DATA FOR THIS EXERCISE:
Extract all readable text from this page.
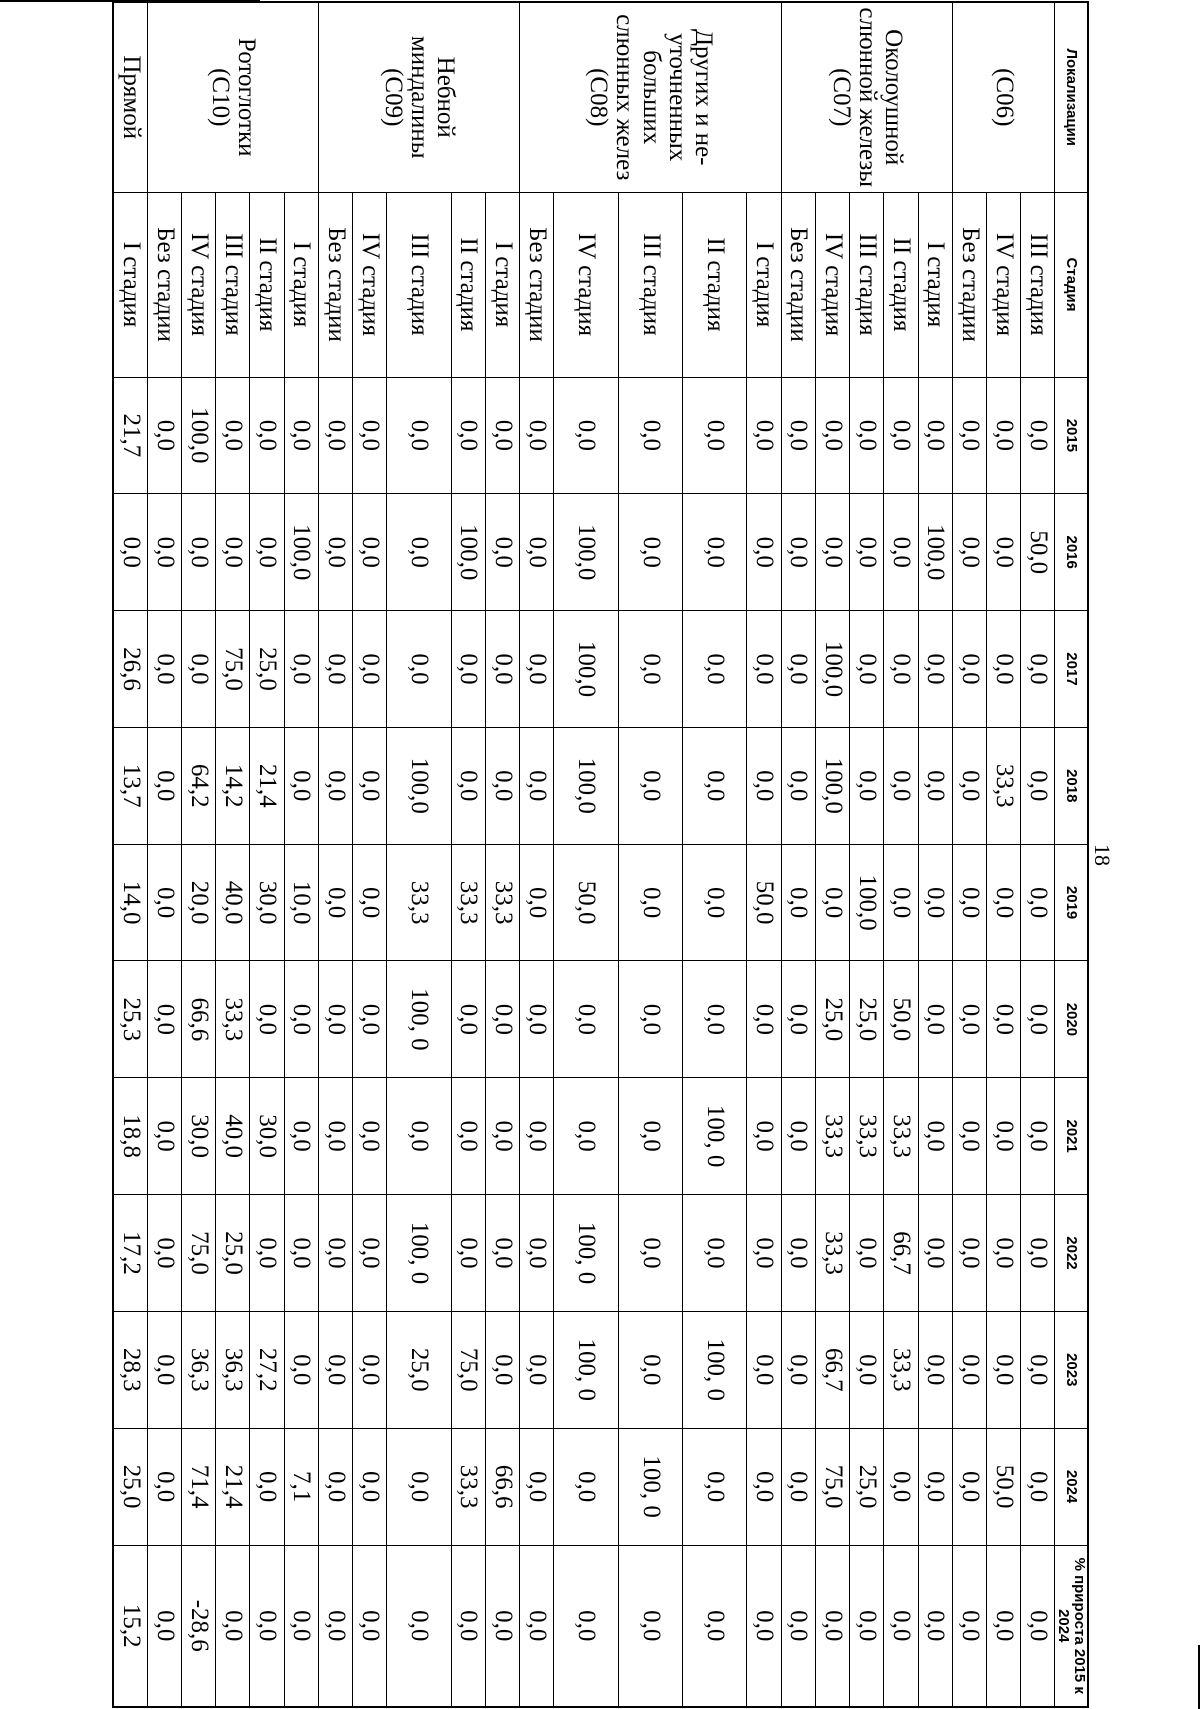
18
Локализации	Стадия	2015	2016	2017	2018	2019	2020	2021	2022	2023	2024	% прироста 2015 к 2024
(C06)	III стадия	0,0	50,0	0,0	0,0	0,0	0,0	0,0	0,0	0,0	0,0	0,0
	IV стадия	0,0	0,0	0,0	33,3	0,0	0,0	0,0	0,0	0,0	50,0	0,0
	Без стадии	0,0	0,0	0,0	0,0	0,0	0,0	0,0	0,0	0,0	0,0	0,0
Околоушной слюнной железы (C07)	I стадия	0,0	100,0	0,0	0,0	0,0	0,0	0,0	0,0	0,0	0,0	0,0
	II стадия	0,0	0,0	0,0	0,0	0,0	50,0	33,3	66,7	33,3	0,0	0,0
	III стадия	0,0	0,0	0,0	0,0	100,0	25,0	33,3	0,0	0,0	25,0	0,0
	IV стадия	0,0	0,0	100,0	100,0	0,0	25,0	33,3	33,3	66,7	75,0	0,0
	Без стадии	0,0	0,0	0,0	0,0	0,0	0,0	0,0	0,0	0,0	0,0	0,0
Других и не-уточненных больших слюнных желез (C08)	I стадия	0,0	0,0	0,0	0,0	50,0	0,0	0,0	0,0	0,0	0,0	0,0
	II стадия	0,0	0,0	0,0	0,0	0,0	0,0	100, 0	0,0	100, 0	0,0	0,0
	III стадия	0,0	0,0	0,0	0,0	0,0	0,0	0,0	0,0	0,0	100, 0	0,0
	IV стадия	0,0	100,0	100,0	100,0	50,0	0,0	0,0	100, 0	100, 0	0,0	0,0
	Без стадии	0,0	0,0	0,0	0,0	0,0	0,0	0,0	0,0	0,0	0,0	0,0
Небной миндалины (C09)	I стадия	0,0	0,0	0,0	0,0	33,3	0,0	0,0	0,0	0,0	66,6	0,0
	II стадия	0,0	100,0	0,0	0,0	33,3	0,0	0,0	0,0	75,0	33,3	0,0
	III стадия	0,0	0,0	0,0	100,0	33,3	100, 0	0,0	100, 0	25,0	0,0	0,0
	IV стадия	0,0	0,0	0,0	0,0	0,0	0,0	0,0	0,0	0,0	0,0	0,0
	Без стадии	0,0	0,0	0,0	0,0	0,0	0,0	0,0	0,0	0,0	0,0	0,0
Ротоглотки (C10)	I стадия	0,0	100,0	0,0	0,0	10,0	0,0	0,0	0,0	0,0	7,1	0,0
	II стадия	0,0	0,0	25,0	21,4	30,0	0,0	30,0	0,0	27,2	0,0	0,0
	III стадия	0,0	0,0	75,0	14,2	40,0	33,3	40,0	25,0	36,3	21,4	0,0
	IV стадия	100,0	0,0	0,0	64,2	20,0	66,6	30,0	75,0	36,3	71,4	-28,6
	Без стадии	0,0	0,0	0,0	0,0	0,0	0,0	0,0	0,0	0,0	0,0	0,0
Прямой	I стадия	21,7	0,0	26,6	13,7	14,0	25,3	18,8	17,2	28,3	25,0	15,2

WHAT YOU HAVE TO DO: Print out the material word for word, omitting the pictures.

THE RESPONSE:
Extract all readable text from this page.
18
Локализации	Стадия	2015	2016	2017	2018	2019	2020	2021	2022	2023	2024	% прироста 2015 к 2024
(C06)	III стадия	0,0	50,0	0,0	0,0	0,0	0,0	0,0	0,0	0,0	0,0	0,0
	IV стадия	0,0	0,0	0,0	33,3	0,0	0,0	0,0	0,0	0,0	50,0	0,0
	Без стадии	0,0	0,0	0,0	0,0	0,0	0,0	0,0	0,0	0,0	0,0	0,0
Околоушной слюнной железы (C07)	I стадия	0,0	100,0	0,0	0,0	0,0	0,0	0,0	0,0	0,0	0,0	0,0
	II стадия	0,0	0,0	0,0	0,0	0,0	50,0	33,3	66,7	33,3	0,0	0,0
	III стадия	0,0	0,0	0,0	0,0	100,0	25,0	33,3	0,0	0,0	25,0	0,0
	IV стадия	0,0	0,0	100,0	100,0	0,0	25,0	33,3	33,3	66,7	75,0	0,0
	Без стадии	0,0	0,0	0,0	0,0	0,0	0,0	0,0	0,0	0,0	0,0	0,0
Других и не-уточненных больших слюнных желез (C08)	I стадия	0,0	0,0	0,0	0,0	50,0	0,0	0,0	0,0	0,0	0,0	0,0
	II стадия	0,0	0,0	0,0	0,0	0,0	0,0	100, 0	0,0	100, 0	0,0	0,0
	III стадия	0,0	0,0	0,0	0,0	0,0	0,0	0,0	0,0	0,0	100, 0	0,0
	IV стадия	0,0	100,0	100,0	100,0	50,0	0,0	0,0	100, 0	100, 0	0,0	0,0
	Без стадии	0,0	0,0	0,0	0,0	0,0	0,0	0,0	0,0	0,0	0,0	0,0
Небной миндалины (C09)	I стадия	0,0	0,0	0,0	0,0	33,3	0,0	0,0	0,0	0,0	66,6	0,0
	II стадия	0,0	100,0	0,0	0,0	33,3	0,0	0,0	0,0	75,0	33,3	0,0
	III стадия	0,0	0,0	0,0	100,0	33,3	100, 0	0,0	100, 0	25,0	0,0	0,0
	IV стадия	0,0	0,0	0,0	0,0	0,0	0,0	0,0	0,0	0,0	0,0	0,0
	Без стадии	0,0	0,0	0,0	0,0	0,0	0,0	0,0	0,0	0,0	0,0	0,0
Ротоглотки (C10)	I стадия	0,0	100,0	0,0	0,0	10,0	0,0	0,0	0,0	0,0	7,1	0,0
	II стадия	0,0	0,0	25,0	21,4	30,0	0,0	30,0	0,0	27,2	0,0	0,0
	III стадия	0,0	0,0	75,0	14,2	40,0	33,3	40,0	25,0	36,3	21,4	0,0
	IV стадия	100,0	0,0	0,0	64,2	20,0	66,6	30,0	75,0	36,3	71,4	-28,6
	Без стадии	0,0	0,0	0,0	0,0	0,0	0,0	0,0	0,0	0,0	0,0	0,0
Прямой	I стадия	21,7	0,0	26,6	13,7	14,0	25,3	18,8	17,2	28,3	25,0	15,2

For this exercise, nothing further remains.